[Start of The records]
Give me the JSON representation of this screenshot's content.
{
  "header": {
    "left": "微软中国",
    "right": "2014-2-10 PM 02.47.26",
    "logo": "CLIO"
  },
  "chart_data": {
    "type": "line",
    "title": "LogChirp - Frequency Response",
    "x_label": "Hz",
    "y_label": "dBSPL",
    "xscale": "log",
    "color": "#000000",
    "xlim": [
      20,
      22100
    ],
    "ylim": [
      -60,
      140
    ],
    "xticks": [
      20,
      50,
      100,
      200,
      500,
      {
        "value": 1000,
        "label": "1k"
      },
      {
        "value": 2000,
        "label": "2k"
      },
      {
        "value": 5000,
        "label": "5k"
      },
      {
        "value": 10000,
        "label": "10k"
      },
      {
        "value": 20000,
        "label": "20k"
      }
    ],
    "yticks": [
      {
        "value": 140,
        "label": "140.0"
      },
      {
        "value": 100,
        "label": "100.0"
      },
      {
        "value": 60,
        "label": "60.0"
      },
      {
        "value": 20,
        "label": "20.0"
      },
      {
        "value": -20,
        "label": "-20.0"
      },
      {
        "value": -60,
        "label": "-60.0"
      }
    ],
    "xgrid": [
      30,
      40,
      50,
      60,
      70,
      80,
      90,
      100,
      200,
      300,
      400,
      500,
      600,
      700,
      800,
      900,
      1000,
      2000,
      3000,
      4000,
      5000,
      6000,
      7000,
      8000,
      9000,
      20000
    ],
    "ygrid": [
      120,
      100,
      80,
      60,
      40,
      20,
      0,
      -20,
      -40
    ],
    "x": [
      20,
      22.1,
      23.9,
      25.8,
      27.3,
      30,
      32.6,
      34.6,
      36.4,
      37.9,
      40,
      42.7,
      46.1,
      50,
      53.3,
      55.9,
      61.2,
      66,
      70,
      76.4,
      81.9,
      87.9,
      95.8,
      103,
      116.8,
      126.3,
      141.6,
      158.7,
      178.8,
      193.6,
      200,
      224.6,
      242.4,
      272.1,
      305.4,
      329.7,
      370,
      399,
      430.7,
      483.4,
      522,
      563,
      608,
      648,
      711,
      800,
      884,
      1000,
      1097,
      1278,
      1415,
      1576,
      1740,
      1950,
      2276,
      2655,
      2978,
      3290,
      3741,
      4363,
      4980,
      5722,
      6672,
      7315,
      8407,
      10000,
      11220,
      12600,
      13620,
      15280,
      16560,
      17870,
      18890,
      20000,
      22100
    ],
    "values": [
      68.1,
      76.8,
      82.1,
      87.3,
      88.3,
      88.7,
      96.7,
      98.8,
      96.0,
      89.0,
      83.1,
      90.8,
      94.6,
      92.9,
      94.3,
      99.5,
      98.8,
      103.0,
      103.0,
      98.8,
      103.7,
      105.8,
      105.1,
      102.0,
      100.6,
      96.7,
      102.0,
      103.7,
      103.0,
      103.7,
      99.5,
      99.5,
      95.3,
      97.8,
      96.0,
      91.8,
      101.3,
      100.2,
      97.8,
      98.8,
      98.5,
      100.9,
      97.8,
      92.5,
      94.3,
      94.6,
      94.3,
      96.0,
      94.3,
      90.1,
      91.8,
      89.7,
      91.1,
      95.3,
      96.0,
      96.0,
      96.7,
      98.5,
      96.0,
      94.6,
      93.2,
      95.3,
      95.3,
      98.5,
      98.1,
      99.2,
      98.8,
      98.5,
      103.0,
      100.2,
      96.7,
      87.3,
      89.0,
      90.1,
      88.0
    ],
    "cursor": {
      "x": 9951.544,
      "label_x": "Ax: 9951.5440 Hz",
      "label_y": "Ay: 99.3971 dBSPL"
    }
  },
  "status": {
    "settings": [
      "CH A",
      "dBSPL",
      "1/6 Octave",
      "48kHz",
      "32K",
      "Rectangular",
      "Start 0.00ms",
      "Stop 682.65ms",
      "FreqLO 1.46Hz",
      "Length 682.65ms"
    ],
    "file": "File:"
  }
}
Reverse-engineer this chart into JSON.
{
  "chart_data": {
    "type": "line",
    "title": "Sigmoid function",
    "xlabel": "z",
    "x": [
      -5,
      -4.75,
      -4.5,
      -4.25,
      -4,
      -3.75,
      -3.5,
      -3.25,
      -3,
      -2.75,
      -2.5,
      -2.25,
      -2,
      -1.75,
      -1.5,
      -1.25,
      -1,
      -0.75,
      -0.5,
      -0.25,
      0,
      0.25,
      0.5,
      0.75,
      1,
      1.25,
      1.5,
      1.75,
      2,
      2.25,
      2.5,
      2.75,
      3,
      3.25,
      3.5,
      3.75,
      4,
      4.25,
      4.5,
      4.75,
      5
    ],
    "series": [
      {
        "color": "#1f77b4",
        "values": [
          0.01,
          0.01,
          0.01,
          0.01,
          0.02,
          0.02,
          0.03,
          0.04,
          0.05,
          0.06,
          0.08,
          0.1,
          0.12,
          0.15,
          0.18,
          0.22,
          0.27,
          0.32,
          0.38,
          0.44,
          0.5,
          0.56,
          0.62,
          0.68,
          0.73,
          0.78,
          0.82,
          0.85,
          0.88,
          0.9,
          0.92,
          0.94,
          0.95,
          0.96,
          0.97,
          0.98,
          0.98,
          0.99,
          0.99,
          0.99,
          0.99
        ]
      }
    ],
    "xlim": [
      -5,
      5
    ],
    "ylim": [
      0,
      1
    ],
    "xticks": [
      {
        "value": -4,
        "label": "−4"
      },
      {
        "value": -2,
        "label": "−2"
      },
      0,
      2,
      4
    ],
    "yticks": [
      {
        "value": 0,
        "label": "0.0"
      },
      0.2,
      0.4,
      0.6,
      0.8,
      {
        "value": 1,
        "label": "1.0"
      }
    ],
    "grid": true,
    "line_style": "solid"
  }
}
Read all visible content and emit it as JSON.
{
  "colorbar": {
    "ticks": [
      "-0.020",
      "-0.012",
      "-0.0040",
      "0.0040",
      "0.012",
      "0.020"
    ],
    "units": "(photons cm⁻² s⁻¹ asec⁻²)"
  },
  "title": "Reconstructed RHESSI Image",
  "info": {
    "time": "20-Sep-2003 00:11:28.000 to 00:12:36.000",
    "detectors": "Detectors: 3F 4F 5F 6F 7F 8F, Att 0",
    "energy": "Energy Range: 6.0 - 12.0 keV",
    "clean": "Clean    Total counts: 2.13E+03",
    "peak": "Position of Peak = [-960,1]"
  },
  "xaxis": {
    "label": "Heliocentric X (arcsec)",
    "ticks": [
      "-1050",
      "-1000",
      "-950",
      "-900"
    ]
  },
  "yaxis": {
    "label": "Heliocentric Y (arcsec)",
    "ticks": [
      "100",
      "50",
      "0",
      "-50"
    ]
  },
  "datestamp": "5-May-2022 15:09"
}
[End of The records]
- Set task -
Count the lines in the records above that hold the word "dBSPL", and give only that number.

- Expected output -
3